WHAT IS NEEDED: Determine how many lines of the data below contain "оборудования", then give only that number.

------------------------------------------------

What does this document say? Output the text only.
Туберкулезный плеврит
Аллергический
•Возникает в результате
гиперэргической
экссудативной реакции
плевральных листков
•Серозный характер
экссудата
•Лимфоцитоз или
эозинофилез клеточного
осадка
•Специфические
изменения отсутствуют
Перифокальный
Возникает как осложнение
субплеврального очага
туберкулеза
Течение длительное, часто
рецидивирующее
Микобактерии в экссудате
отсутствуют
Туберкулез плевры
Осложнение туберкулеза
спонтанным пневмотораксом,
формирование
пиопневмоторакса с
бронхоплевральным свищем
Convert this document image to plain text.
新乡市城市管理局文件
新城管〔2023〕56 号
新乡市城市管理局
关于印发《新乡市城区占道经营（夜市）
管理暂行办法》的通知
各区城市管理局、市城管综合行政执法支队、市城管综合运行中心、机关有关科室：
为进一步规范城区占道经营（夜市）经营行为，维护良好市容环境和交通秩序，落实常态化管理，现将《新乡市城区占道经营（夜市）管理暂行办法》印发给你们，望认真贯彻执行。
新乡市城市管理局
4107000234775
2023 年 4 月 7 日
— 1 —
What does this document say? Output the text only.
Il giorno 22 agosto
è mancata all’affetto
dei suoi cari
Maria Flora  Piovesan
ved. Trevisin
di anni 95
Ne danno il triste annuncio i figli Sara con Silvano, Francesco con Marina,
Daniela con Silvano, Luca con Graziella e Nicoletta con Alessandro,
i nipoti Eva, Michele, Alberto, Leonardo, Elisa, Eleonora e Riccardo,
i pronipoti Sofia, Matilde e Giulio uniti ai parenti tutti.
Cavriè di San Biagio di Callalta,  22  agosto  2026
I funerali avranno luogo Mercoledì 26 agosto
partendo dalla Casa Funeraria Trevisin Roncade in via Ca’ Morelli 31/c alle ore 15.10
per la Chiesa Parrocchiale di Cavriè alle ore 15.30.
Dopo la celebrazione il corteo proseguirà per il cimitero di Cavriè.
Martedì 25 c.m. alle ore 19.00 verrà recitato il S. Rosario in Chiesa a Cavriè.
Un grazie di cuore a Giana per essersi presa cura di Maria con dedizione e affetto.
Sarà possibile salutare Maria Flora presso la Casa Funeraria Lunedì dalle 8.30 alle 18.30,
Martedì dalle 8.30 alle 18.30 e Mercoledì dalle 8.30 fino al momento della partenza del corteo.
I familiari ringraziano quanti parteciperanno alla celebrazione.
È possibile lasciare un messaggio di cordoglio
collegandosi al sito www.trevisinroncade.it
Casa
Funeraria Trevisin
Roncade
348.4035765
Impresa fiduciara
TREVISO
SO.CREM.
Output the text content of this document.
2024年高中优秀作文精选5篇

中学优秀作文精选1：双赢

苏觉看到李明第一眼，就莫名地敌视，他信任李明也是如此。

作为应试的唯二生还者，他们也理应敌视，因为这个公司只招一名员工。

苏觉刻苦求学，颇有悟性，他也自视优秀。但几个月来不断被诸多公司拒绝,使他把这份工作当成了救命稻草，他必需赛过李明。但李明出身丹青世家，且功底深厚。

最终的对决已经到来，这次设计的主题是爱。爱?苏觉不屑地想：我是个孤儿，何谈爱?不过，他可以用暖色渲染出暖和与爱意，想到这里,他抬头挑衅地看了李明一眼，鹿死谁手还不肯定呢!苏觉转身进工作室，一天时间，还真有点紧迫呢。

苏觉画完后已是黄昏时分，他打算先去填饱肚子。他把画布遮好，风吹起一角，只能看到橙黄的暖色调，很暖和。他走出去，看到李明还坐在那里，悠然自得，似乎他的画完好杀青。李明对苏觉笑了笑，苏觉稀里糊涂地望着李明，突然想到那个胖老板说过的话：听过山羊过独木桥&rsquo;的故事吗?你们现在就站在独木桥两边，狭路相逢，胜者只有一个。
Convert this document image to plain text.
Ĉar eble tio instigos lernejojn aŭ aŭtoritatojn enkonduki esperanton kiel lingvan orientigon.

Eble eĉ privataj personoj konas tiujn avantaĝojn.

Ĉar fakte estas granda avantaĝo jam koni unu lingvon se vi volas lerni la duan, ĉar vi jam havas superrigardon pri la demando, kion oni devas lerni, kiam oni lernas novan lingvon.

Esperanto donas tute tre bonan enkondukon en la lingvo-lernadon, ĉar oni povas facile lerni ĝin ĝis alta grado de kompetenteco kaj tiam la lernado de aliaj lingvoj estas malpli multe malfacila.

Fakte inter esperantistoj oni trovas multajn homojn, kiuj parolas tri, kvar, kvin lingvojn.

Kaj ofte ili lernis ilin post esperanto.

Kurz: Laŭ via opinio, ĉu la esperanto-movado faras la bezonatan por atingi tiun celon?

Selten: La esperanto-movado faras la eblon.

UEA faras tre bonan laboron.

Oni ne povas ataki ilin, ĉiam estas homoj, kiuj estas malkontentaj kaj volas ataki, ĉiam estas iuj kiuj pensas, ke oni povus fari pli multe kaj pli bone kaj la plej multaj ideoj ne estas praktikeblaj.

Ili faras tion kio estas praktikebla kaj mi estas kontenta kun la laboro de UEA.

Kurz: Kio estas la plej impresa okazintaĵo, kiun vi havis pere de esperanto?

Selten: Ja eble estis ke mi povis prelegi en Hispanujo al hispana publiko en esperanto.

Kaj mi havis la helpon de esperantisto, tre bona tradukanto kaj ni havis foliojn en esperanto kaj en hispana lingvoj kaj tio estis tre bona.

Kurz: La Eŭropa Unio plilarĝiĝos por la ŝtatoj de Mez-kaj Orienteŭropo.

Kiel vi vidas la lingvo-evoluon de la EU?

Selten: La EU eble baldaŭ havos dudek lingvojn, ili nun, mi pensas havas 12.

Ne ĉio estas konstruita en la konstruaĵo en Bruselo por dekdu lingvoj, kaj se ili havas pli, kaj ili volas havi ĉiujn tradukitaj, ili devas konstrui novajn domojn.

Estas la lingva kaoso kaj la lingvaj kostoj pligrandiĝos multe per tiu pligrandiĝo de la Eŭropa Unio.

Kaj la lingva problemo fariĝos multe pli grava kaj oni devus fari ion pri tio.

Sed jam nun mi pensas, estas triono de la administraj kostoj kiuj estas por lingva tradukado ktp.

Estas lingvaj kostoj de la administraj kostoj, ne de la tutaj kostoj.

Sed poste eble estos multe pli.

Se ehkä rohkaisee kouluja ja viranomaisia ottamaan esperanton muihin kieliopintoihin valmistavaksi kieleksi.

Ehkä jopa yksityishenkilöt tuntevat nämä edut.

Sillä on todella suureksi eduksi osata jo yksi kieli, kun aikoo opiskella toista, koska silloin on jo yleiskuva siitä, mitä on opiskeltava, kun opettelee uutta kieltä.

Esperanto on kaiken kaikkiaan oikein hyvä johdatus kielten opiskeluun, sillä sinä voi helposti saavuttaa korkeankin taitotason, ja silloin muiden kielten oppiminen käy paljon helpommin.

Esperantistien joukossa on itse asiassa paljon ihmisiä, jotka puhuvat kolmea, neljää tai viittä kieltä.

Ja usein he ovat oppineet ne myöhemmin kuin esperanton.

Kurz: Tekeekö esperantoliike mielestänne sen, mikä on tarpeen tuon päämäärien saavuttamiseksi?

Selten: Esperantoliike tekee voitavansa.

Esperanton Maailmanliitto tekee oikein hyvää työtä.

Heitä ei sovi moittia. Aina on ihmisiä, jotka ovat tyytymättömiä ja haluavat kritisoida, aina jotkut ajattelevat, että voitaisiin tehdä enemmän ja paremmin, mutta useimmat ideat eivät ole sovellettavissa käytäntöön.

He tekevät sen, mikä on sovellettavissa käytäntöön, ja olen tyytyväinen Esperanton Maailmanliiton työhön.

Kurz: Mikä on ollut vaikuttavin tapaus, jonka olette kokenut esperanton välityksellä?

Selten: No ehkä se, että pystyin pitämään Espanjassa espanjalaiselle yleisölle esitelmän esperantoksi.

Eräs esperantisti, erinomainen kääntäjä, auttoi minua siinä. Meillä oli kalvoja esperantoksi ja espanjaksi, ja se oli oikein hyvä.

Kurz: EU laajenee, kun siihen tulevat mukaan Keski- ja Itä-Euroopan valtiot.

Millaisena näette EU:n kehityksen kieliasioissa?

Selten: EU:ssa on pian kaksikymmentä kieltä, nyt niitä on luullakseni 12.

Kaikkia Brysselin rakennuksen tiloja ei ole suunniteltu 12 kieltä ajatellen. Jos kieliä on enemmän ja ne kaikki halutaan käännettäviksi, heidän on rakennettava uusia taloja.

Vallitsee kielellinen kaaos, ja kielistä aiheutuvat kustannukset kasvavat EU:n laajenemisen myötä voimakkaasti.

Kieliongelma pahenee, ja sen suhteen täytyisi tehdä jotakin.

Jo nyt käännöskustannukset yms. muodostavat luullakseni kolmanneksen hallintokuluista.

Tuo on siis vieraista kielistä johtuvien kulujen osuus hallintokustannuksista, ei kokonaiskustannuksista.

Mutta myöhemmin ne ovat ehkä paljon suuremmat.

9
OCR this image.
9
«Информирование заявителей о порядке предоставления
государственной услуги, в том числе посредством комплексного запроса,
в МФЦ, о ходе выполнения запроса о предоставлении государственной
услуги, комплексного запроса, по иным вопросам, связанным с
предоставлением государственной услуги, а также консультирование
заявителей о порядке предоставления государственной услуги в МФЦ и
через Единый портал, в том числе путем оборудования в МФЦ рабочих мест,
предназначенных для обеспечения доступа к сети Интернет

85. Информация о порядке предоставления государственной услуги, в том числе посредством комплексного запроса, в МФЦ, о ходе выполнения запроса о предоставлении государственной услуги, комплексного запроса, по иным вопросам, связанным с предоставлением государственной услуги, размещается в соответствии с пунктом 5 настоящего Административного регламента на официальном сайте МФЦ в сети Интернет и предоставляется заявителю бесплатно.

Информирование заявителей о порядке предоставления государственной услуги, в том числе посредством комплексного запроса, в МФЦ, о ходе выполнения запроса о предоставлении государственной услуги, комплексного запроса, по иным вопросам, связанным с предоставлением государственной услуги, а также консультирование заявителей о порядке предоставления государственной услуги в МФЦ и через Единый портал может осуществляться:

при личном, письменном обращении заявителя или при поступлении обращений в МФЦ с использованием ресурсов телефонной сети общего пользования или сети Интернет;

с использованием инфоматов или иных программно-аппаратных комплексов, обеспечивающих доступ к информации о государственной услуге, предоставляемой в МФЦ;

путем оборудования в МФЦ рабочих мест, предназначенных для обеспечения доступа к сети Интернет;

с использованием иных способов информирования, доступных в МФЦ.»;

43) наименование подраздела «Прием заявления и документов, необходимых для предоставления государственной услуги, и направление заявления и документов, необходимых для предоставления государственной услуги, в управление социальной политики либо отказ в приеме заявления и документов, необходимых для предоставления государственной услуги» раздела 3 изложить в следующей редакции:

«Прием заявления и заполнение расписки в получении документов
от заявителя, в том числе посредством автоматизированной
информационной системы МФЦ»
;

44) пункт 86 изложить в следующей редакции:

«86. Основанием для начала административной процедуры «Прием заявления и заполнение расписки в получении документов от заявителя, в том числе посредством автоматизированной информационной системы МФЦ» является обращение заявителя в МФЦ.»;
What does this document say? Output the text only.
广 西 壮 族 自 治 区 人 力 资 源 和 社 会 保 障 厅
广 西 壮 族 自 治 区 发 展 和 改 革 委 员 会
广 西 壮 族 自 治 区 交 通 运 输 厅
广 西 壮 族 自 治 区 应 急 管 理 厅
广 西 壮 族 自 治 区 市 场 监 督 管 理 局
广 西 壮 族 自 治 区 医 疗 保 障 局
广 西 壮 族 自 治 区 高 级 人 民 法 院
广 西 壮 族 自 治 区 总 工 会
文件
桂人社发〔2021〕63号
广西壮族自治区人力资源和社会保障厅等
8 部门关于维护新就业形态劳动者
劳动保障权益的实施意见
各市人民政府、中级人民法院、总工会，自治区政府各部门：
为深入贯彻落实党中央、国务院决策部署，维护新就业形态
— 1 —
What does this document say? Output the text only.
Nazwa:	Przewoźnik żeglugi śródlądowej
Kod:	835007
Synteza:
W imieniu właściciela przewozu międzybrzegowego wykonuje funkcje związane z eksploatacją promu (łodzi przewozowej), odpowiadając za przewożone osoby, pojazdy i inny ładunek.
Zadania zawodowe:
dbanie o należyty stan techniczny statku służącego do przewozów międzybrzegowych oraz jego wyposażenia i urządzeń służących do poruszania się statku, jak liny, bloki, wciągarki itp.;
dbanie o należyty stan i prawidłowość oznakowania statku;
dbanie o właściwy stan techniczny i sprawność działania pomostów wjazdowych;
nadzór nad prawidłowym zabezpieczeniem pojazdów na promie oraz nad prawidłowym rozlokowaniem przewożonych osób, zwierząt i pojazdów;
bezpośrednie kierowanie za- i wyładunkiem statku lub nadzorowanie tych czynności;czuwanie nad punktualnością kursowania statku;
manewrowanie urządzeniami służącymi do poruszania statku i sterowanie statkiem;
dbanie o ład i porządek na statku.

------------------------------------------------

OUTPUT FOR THIS TASK: 2